### Exercise description
Reproduce the records below in their entirety, character for character.

### Dataset rows
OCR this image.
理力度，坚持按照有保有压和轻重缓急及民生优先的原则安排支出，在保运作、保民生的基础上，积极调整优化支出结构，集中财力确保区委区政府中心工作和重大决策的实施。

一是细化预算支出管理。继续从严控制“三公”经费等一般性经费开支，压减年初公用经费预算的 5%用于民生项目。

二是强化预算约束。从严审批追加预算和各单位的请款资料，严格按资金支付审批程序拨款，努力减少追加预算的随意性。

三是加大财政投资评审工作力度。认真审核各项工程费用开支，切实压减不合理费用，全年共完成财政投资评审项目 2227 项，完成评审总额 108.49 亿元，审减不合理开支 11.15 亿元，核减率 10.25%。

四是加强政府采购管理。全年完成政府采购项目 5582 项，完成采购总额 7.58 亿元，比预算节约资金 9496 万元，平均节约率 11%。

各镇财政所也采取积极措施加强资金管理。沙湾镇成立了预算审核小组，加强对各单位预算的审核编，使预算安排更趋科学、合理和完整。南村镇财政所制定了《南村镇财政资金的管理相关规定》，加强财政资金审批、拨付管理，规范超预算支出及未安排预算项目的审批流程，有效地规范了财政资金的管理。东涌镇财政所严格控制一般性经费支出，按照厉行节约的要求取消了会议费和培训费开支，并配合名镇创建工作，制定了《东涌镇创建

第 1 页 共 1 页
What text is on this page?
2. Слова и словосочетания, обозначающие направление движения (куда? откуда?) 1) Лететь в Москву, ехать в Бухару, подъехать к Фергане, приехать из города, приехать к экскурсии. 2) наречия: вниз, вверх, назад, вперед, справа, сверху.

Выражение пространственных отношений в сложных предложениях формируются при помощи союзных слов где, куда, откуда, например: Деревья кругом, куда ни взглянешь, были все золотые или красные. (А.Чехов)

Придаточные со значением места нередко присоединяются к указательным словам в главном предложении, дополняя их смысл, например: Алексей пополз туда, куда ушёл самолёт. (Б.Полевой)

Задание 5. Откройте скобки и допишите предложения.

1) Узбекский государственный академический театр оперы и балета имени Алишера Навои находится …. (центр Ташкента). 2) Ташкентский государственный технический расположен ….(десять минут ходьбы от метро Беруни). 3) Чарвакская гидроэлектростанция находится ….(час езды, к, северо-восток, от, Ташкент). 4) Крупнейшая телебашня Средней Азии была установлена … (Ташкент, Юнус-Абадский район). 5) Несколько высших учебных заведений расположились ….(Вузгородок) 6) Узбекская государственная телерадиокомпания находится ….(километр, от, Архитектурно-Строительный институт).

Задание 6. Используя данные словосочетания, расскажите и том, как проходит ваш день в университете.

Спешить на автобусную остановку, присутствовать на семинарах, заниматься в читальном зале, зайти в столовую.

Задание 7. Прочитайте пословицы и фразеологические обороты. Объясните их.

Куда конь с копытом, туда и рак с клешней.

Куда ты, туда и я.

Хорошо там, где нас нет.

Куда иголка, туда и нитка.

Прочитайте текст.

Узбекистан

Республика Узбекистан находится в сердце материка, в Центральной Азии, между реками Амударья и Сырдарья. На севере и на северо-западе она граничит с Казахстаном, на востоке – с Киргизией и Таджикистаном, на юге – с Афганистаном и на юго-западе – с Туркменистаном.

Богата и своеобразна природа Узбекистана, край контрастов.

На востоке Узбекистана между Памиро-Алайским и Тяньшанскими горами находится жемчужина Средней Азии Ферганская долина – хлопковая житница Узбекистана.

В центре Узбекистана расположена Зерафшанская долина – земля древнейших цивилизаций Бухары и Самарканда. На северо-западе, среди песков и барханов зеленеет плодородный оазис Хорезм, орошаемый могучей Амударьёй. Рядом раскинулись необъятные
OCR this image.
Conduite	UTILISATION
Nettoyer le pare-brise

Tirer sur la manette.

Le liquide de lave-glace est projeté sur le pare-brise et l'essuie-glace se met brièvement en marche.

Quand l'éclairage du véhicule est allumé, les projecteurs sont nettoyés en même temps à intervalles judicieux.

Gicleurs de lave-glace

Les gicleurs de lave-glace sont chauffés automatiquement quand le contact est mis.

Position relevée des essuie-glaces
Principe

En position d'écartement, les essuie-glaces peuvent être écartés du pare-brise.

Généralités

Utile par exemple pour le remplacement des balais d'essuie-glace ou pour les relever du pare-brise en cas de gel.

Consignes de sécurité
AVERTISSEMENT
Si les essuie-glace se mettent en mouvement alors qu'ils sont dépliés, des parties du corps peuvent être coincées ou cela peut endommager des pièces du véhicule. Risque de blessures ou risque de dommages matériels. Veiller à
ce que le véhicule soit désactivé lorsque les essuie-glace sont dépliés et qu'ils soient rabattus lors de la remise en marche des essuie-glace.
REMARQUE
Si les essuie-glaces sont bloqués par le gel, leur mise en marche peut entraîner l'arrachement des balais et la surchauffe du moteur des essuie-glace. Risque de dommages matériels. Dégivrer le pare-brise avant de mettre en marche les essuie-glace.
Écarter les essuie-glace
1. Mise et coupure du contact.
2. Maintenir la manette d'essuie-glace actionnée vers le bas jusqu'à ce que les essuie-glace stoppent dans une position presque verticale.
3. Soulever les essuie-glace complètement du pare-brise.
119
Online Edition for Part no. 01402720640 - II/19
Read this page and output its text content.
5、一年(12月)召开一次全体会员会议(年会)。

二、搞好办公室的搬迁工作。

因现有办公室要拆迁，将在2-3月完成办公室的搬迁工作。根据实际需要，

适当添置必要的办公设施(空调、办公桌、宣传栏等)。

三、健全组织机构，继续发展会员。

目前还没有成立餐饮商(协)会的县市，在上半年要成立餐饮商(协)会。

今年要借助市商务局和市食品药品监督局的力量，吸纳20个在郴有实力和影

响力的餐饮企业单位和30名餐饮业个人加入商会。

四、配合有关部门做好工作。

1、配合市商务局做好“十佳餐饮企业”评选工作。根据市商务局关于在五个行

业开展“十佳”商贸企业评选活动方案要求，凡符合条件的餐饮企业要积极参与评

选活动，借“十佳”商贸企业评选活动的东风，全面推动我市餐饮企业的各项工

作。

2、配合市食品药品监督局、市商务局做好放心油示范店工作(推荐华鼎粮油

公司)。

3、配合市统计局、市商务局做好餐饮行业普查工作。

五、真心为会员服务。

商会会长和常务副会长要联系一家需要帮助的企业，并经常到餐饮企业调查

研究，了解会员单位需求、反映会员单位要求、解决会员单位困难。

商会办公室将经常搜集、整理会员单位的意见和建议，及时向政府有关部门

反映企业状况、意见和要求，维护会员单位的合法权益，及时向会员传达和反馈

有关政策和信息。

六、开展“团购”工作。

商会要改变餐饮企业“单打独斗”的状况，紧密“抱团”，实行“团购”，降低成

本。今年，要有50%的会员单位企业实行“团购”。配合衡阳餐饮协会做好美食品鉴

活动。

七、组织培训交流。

### Output below
OCR this image.
理力度，坚持按照有保有压和轻重缓急及民生优先的原则安排支出，在保运作、保民生的基础上，积极调整优化支出结构，集中财力确保区委区政府中心工作和重大决策的实施。

一是细化预算支出管理。继续从严控制“三公”经费等一般性经费开支，压减年初公用经费预算的 5%用于民生项目。

二是强化预算约束。从严审批追加预算和各单位的请款资料，严格按资金支付审批程序拨款，努力减少追加预算的随意性。

三是加大财政投资评审工作力度。认真审核各项工程费用开支，切实压减不合理费用，全年共完成财政投资评审项目 2227 项，完成评审总额 108.49 亿元，审减不合理开支 11.15 亿元，核减率 10.25%。

四是加强政府采购管理。全年完成政府采购项目 5582 项，完成采购总额 7.58 亿元，比预算节约资金 9496 万元，平均节约率 11%。

各镇财政所也采取积极措施加强资金管理。沙湾镇成立了预算审核小组，加强对各单位预算的审核编，使预算安排更趋科学、合理和完整。南村镇财政所制定了《南村镇财政资金的管理相关规定》，加强财政资金审批、拨付管理，规范超预算支出及未安排预算项目的审批流程，有效地规范了财政资金的管理。东涌镇财政所严格控制一般性经费支出，按照厉行节约的要求取消了会议费和培训费开支，并配合名镇创建工作，制定了《东涌镇创建

第 1 页 共 1 页
What text is on this page?
2. Слова и словосочетания, обозначающие направление движения (куда? откуда?) 1) Лететь в Москву, ехать в Бухару, подъехать к Фергане, приехать из города, приехать к экскурсии. 2) наречия: вниз, вверх, назад, вперед, справа, сверху.

Выражение пространственных отношений в сложных предложениях формируются при помощи союзных слов где, куда, откуда, например: Деревья кругом, куда ни взглянешь, были все золотые или красные. (А.Чехов)

Придаточные со значением места нередко присоединяются к указательным словам в главном предложении, дополняя их смысл, например: Алексей пополз туда, куда ушёл самолёт. (Б.Полевой)

Задание 5. Откройте скобки и допишите предложения.

1) Узбекский государственный академический театр оперы и балета имени Алишера Навои находится …. (центр Ташкента). 2) Ташкентский государственный технический расположен ….(десять минут ходьбы от метро Беруни). 3) Чарвакская гидроэлектростанция находится ….(час езды, к, северо-восток, от, Ташкент). 4) Крупнейшая телебашня Средней Азии была установлена … (Ташкент, Юнус-Абадский район). 5) Несколько высших учебных заведений расположились ….(Вузгородок) 6) Узбекская государственная телерадиокомпания находится ….(километр, от, Архитектурно-Строительный институт).

Задание 6. Используя данные словосочетания, расскажите и том, как проходит ваш день в университете.

Спешить на автобусную остановку, присутствовать на семинарах, заниматься в читальном зале, зайти в столовую.

Задание 7. Прочитайте пословицы и фразеологические обороты. Объясните их.

Куда конь с копытом, туда и рак с клешней.

Куда ты, туда и я.

Хорошо там, где нас нет.

Куда иголка, туда и нитка.

Прочитайте текст.

Узбекистан

Республика Узбекистан находится в сердце материка, в Центральной Азии, между реками Амударья и Сырдарья. На севере и на северо-западе она граничит с Казахстаном, на востоке – с Киргизией и Таджикистаном, на юге – с Афганистаном и на юго-западе – с Туркменистаном.

Богата и своеобразна природа Узбекистана, край контрастов.

На востоке Узбекистана между Памиро-Алайским и Тяньшанскими горами находится жемчужина Средней Азии Ферганская долина – хлопковая житница Узбекистана.

В центре Узбекистана расположена Зерафшанская долина – земля древнейших цивилизаций Бухары и Самарканда. На северо-западе, среди песков и барханов зеленеет плодородный оазис Хорезм, орошаемый могучей Амударьёй. Рядом раскинулись необъятные
OCR this image.
Conduite	UTILISATION
Nettoyer le pare-brise

Tirer sur la manette.

Le liquide de lave-glace est projeté sur le pare-brise et l'essuie-glace se met brièvement en marche.

Quand l'éclairage du véhicule est allumé, les projecteurs sont nettoyés en même temps à intervalles judicieux.

Gicleurs de lave-glace

Les gicleurs de lave-glace sont chauffés automatiquement quand le contact est mis.

Position relevée des essuie-glaces
Principe

En position d'écartement, les essuie-glaces peuvent être écartés du pare-brise.

Généralités

Utile par exemple pour le remplacement des balais d'essuie-glace ou pour les relever du pare-brise en cas de gel.

Consignes de sécurité
AVERTISSEMENT
Si les essuie-glace se mettent en mouvement alors qu'ils sont dépliés, des parties du corps peuvent être coincées ou cela peut endommager des pièces du véhicule. Risque de blessures ou risque de dommages matériels. Veiller à
ce que le véhicule soit désactivé lorsque les essuie-glace sont dépliés et qu'ils soient rabattus lors de la remise en marche des essuie-glace.
REMARQUE
Si les essuie-glaces sont bloqués par le gel, leur mise en marche peut entraîner l'arrachement des balais et la surchauffe du moteur des essuie-glace. Risque de dommages matériels. Dégivrer le pare-brise avant de mettre en marche les essuie-glace.
Écarter les essuie-glace
1. Mise et coupure du contact.
2. Maintenir la manette d'essuie-glace actionnée vers le bas jusqu'à ce que les essuie-glace stoppent dans une position presque verticale.
3. Soulever les essuie-glace complètement du pare-brise.
119
Online Edition for Part no. 01402720640 - II/19
Read this page and output its text content.
5、一年(12月)召开一次全体会员会议(年会)。

二、搞好办公室的搬迁工作。

因现有办公室要拆迁，将在2-3月完成办公室的搬迁工作。根据实际需要，

适当添置必要的办公设施(空调、办公桌、宣传栏等)。

三、健全组织机构，继续发展会员。

目前还没有成立餐饮商(协)会的县市，在上半年要成立餐饮商(协)会。

今年要借助市商务局和市食品药品监督局的力量，吸纳20个在郴有实力和影

响力的餐饮企业单位和30名餐饮业个人加入商会。

四、配合有关部门做好工作。

1、配合市商务局做好“十佳餐饮企业”评选工作。根据市商务局关于在五个行

业开展“十佳”商贸企业评选活动方案要求，凡符合条件的餐饮企业要积极参与评

选活动，借“十佳”商贸企业评选活动的东风，全面推动我市餐饮企业的各项工

作。

2、配合市食品药品监督局、市商务局做好放心油示范店工作(推荐华鼎粮油

公司)。

3、配合市统计局、市商务局做好餐饮行业普查工作。

五、真心为会员服务。

商会会长和常务副会长要联系一家需要帮助的企业，并经常到餐饮企业调查

研究，了解会员单位需求、反映会员单位要求、解决会员单位困难。

商会办公室将经常搜集、整理会员单位的意见和建议，及时向政府有关部门

反映企业状况、意见和要求，维护会员单位的合法权益，及时向会员传达和反馈

有关政策和信息。

六、开展“团购”工作。

商会要改变餐饮企业“单打独斗”的状况，紧密“抱团”，实行“团购”，降低成

本。今年，要有50%的会员单位企业实行“团购”。配合衡阳餐饮协会做好美食品鉴

活动。

七、组织培训交流。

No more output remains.